Every line containing the word "disposition" needs to be found and copied.
## Start Records supplied
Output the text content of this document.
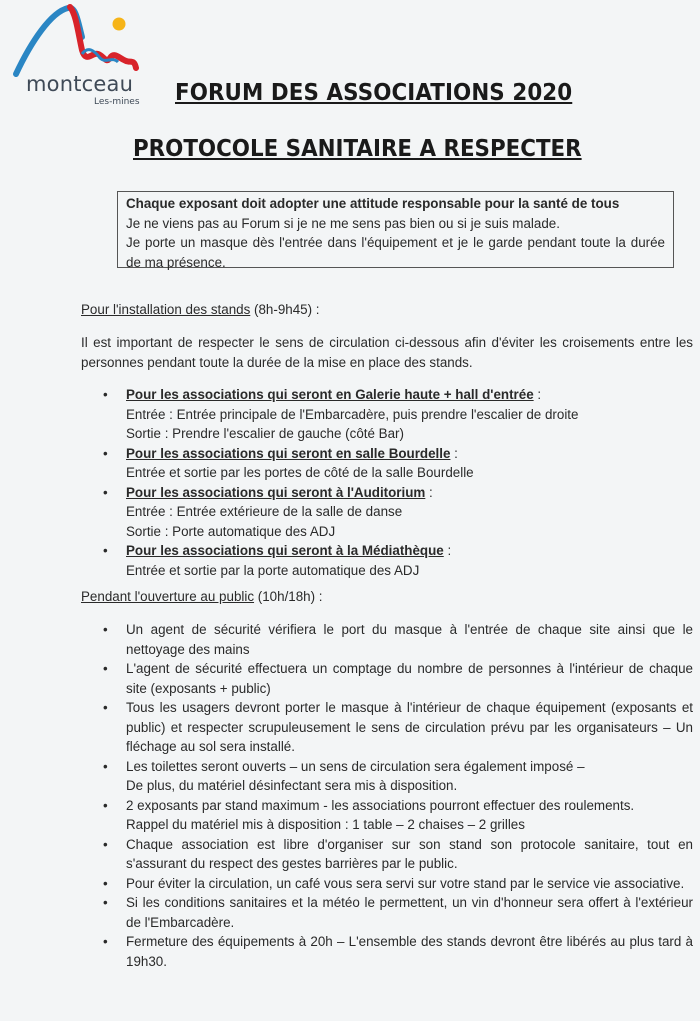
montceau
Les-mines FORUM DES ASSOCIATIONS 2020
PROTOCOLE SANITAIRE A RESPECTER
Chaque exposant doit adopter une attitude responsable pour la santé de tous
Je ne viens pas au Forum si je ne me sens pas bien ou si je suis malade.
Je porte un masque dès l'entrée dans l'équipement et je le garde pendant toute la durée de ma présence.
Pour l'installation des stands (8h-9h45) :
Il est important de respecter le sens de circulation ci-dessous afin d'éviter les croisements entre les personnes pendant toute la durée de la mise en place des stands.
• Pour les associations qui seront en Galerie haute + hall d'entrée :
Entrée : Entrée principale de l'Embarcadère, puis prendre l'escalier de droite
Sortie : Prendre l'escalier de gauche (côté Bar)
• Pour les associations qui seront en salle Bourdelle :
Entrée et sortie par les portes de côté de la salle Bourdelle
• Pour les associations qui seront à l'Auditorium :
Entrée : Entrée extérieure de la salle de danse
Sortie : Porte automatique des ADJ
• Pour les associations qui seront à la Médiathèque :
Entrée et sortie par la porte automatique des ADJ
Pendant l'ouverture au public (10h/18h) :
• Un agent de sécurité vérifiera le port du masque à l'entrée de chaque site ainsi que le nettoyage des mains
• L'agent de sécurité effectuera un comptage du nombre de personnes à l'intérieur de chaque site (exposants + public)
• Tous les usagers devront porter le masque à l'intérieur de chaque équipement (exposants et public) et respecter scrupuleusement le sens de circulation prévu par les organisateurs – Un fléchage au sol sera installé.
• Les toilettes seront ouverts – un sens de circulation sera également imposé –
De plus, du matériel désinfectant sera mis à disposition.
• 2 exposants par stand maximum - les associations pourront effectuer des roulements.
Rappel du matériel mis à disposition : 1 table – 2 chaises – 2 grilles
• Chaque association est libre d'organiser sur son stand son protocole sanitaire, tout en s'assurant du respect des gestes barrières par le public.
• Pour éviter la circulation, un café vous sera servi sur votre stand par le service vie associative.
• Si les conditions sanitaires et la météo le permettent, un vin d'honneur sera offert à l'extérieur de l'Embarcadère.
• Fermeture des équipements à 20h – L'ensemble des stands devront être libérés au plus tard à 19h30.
## End Records supplied
## Start Records supplied
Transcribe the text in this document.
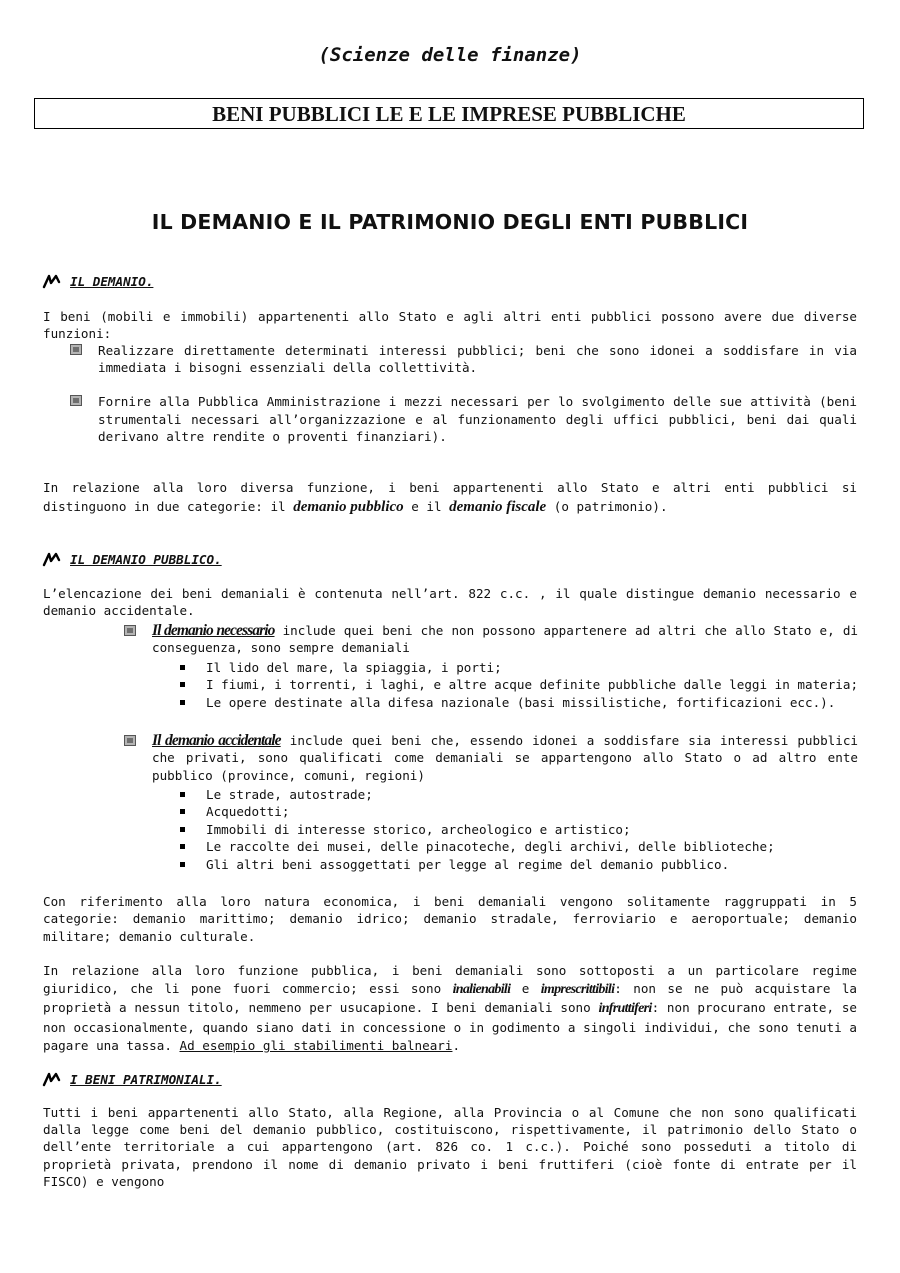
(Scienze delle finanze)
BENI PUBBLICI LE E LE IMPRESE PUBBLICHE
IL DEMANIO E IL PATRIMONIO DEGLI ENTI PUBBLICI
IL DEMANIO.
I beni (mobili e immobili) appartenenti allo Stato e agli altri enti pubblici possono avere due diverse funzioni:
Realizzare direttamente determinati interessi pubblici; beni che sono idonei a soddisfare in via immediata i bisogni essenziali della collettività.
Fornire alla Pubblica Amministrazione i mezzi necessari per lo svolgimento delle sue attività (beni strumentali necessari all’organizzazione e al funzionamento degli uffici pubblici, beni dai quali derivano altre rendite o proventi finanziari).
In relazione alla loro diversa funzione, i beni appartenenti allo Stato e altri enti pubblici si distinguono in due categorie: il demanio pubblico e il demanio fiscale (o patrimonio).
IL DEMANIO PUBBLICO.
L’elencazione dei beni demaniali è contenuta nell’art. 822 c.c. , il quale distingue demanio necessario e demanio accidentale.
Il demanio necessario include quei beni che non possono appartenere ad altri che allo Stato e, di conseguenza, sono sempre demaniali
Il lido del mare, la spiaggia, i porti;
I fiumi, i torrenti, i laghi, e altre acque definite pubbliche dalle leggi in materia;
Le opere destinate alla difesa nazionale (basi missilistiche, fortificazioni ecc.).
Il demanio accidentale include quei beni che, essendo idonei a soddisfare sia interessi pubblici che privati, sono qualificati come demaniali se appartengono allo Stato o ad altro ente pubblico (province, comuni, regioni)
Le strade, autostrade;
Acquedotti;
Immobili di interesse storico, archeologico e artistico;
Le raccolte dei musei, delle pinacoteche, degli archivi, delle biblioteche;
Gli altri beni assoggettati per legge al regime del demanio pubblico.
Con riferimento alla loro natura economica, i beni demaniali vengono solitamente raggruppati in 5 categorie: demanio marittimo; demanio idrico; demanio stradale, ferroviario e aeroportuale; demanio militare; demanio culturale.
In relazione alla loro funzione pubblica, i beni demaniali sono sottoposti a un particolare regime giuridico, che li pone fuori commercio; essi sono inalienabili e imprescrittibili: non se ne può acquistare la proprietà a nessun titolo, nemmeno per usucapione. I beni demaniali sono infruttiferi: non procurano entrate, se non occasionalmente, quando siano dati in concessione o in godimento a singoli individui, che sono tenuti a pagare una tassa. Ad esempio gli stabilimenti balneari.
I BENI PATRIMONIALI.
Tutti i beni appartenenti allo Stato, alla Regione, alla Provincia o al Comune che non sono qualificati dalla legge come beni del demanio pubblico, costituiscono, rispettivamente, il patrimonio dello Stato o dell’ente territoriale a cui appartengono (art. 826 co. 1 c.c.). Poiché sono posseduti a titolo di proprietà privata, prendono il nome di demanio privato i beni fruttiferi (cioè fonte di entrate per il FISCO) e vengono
## End Records supplied
» Response to the task:
De plus, du matériel désinfectant sera mis à disposition.
Rappel du matériel mis à disposition : 1 table – 2 chaises – 2 grilles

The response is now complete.